--- Text block ---
Language is often mentioned as a means of communication and knowledge transfer. However, its components and mechanisms are designed for a different function, namely pointing at relevant phenomena. I provide arguments in favor of that claim and explains how language machinery works in unison to perform that role.
Introduction
Humans are social animals. We need information transfer for learning purposes in childhood and coordination purposes in adulthood. Language is one of the tools used to facilitate those processes.
The role of language has been debated for centuries. Fodor (1975) proposed a hypothesis that our thoughts use some form of language. Fedorenko et al. (2024) considered two major roles, thought and communication, and based on their experimental findings favored the latter one.
In this post, I argue that the role of language in communication is limited and it does not support information transfer. I propose to consider communication as a two-stage process. Language is involved in the first stage. However, information is not sent by the speaker. Information is received by listeners in the second stage using their perception, memory, or imagination.
--- Entries shown ---
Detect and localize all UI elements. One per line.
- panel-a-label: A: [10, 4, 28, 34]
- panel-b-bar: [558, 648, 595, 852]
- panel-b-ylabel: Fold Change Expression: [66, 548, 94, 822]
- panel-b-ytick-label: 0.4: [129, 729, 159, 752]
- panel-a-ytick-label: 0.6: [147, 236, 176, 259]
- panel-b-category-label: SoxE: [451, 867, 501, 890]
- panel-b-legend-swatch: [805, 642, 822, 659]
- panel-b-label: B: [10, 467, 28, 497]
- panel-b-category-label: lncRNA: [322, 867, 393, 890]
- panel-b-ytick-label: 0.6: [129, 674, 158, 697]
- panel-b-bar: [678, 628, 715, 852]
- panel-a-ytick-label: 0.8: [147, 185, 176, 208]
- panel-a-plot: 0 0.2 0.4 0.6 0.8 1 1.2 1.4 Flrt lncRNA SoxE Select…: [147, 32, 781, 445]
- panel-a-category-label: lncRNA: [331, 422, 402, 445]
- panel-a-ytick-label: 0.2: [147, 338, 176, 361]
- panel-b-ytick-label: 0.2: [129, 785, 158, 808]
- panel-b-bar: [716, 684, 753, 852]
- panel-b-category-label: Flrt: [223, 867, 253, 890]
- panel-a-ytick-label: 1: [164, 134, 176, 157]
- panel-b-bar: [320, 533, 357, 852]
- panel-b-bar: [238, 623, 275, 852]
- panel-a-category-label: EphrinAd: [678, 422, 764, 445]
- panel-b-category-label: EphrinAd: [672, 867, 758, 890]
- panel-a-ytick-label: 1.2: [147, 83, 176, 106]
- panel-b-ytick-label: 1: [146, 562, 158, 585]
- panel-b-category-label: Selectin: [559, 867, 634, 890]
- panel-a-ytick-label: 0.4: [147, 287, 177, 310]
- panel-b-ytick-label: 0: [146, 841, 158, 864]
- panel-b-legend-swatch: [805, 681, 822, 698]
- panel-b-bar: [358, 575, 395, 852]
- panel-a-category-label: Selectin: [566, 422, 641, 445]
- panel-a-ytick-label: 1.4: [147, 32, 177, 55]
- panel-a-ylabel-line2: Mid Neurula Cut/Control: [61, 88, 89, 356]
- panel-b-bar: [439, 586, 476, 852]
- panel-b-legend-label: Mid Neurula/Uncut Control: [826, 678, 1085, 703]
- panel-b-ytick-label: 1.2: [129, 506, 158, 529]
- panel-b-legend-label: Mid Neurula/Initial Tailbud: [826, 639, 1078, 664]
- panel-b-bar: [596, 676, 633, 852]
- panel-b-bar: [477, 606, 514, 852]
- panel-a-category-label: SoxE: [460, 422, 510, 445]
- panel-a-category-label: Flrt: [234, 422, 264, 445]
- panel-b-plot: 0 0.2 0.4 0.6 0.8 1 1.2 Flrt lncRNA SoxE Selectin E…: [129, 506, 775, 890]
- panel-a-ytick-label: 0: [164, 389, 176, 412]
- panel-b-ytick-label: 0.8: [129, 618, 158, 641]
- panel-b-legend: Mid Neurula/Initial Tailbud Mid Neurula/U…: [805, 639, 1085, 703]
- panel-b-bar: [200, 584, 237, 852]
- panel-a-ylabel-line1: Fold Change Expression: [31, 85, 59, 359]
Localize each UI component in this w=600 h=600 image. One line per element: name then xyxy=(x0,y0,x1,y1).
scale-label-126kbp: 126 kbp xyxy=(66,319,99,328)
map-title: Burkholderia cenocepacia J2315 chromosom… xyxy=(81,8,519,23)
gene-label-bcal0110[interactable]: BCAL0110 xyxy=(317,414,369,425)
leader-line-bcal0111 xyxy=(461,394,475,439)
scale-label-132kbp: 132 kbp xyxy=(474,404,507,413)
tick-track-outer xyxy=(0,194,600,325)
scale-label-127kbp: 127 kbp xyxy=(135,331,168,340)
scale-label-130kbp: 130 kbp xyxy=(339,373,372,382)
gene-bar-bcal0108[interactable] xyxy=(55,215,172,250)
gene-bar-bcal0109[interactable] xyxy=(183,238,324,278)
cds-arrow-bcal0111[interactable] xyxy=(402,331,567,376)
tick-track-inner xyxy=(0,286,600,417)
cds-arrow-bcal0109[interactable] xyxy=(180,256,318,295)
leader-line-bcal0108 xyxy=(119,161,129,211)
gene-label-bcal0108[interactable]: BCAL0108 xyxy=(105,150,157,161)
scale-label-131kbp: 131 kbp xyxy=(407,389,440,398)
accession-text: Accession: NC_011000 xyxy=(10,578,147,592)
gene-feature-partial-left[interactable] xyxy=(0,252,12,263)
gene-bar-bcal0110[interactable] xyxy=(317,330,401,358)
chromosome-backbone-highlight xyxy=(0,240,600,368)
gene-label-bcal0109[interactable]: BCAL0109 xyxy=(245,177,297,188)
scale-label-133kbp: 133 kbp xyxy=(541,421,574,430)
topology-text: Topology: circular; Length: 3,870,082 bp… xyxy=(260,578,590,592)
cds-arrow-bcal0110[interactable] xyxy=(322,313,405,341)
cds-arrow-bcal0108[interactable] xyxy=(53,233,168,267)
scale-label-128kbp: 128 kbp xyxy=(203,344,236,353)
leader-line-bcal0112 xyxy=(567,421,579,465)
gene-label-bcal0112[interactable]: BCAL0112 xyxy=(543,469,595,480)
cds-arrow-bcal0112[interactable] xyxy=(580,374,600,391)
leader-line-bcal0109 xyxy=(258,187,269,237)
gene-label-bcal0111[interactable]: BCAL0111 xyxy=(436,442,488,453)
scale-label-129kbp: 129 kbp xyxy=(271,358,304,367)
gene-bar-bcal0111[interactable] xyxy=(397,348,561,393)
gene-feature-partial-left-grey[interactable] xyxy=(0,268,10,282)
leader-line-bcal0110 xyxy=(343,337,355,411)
---
**Given request**
Rewrite the part of the passage on the role of language that opens with the words containing "In this post, I" and closes with "memory, or imagination.", putting "readers" in place of "listeners".

**Solved problem**
In this post, I argue that the role of language in communication is limited and it does not support information transfer. I propose to consider communication as a two-stage process. Language is involved in the first stage. However, information is not sent by the speaker. Information is received by readers in the second stage using their perception, memory, or imagination.